**AIM**
Of all the lines in the records, how many hold the word "congestion"? Answer with the number only.

**RECORDS TO PROCESS**
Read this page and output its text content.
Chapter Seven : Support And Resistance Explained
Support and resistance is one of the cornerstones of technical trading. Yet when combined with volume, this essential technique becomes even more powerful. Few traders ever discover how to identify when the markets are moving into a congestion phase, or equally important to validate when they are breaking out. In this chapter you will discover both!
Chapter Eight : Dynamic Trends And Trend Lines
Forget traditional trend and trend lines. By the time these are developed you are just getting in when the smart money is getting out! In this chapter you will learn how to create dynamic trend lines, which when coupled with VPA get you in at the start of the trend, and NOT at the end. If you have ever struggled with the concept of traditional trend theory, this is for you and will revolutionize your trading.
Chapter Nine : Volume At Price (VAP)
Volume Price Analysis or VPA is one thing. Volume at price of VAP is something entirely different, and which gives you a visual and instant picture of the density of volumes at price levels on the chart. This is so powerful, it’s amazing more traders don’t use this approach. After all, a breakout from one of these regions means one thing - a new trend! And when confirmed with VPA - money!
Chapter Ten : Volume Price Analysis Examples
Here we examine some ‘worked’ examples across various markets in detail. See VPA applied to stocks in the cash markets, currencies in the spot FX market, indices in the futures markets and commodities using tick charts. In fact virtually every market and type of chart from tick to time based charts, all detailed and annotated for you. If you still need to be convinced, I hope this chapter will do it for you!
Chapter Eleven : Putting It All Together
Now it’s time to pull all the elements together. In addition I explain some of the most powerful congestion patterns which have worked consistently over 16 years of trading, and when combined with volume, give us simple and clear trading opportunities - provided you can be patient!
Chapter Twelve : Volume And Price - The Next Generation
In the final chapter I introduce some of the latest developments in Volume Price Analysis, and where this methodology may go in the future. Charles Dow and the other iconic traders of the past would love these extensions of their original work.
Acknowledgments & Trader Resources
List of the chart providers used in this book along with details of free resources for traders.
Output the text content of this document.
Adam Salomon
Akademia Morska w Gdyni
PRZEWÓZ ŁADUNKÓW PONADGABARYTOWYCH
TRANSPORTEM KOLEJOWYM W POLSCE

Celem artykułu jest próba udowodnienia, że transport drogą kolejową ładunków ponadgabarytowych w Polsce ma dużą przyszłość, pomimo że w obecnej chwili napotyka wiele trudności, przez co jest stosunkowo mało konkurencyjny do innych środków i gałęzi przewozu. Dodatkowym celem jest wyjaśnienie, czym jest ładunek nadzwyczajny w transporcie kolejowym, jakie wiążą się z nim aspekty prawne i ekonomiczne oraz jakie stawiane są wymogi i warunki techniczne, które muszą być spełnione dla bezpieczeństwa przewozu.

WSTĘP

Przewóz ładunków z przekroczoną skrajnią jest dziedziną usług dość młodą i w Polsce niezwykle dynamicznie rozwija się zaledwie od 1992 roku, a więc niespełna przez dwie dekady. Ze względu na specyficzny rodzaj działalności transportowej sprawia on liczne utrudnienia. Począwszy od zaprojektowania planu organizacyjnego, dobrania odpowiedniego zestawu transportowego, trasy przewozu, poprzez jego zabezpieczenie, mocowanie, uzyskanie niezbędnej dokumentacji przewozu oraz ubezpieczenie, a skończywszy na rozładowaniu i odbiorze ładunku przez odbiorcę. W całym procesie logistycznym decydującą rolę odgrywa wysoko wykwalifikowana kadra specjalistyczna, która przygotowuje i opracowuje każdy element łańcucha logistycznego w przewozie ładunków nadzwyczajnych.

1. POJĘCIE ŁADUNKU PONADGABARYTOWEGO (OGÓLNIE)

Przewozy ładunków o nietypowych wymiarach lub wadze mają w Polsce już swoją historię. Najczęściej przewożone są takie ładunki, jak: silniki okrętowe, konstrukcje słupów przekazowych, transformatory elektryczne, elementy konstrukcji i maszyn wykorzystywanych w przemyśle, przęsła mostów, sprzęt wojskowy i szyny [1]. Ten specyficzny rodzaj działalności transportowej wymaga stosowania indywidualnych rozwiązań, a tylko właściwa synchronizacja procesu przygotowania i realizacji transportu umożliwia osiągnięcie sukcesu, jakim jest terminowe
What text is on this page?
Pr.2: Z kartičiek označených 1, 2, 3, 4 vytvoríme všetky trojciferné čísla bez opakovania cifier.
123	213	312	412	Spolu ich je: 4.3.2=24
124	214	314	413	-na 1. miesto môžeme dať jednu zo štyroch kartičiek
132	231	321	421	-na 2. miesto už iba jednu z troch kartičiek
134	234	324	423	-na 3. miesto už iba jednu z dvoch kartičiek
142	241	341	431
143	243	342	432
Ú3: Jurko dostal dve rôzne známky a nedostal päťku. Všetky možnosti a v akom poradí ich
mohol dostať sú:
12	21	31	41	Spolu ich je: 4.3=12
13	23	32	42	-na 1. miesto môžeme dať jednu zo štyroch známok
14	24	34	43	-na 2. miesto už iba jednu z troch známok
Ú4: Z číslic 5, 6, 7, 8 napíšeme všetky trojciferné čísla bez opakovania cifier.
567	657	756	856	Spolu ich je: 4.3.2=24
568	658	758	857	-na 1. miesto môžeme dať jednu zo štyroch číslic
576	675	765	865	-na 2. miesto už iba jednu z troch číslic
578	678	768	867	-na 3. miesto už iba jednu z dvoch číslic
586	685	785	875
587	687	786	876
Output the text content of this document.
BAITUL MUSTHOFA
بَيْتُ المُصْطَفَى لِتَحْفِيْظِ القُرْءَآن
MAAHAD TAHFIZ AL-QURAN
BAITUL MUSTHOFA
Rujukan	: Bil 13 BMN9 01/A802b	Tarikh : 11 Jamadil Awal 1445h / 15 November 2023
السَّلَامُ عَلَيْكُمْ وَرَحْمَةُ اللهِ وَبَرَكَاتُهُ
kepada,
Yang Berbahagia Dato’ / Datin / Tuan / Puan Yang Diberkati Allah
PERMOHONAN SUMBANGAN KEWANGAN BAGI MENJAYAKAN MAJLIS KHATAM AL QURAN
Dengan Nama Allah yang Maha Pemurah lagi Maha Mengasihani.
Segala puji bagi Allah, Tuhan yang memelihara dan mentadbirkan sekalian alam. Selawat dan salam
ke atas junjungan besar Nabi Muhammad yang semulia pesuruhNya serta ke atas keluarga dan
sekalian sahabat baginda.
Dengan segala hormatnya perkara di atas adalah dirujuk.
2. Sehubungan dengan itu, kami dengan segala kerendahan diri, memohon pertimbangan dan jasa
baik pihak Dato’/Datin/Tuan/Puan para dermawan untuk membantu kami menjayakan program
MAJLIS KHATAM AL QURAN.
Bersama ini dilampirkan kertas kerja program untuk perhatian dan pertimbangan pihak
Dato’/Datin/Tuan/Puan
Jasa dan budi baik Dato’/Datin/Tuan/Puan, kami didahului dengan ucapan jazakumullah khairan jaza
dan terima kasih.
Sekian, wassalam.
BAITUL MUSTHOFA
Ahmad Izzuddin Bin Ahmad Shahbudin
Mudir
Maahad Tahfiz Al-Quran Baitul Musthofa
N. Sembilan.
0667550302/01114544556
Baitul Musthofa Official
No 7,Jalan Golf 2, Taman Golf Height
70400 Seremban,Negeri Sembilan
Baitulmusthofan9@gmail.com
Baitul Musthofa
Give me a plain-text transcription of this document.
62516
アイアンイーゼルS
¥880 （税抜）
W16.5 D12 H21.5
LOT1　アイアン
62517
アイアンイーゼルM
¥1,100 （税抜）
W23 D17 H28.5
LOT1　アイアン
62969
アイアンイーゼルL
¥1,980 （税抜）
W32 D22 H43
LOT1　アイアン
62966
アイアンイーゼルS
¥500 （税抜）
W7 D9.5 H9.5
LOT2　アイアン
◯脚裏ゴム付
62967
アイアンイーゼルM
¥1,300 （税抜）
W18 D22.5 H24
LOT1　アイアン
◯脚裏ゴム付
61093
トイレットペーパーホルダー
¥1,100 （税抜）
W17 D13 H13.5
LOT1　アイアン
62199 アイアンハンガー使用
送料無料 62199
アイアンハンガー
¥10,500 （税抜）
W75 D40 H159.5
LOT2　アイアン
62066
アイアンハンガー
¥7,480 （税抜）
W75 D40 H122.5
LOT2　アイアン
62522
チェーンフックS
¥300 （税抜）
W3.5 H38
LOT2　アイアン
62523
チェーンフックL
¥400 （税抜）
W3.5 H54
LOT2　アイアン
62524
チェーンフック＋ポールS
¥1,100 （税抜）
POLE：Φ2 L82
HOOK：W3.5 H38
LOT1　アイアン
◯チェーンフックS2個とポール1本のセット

**FULL SOLUTION**
2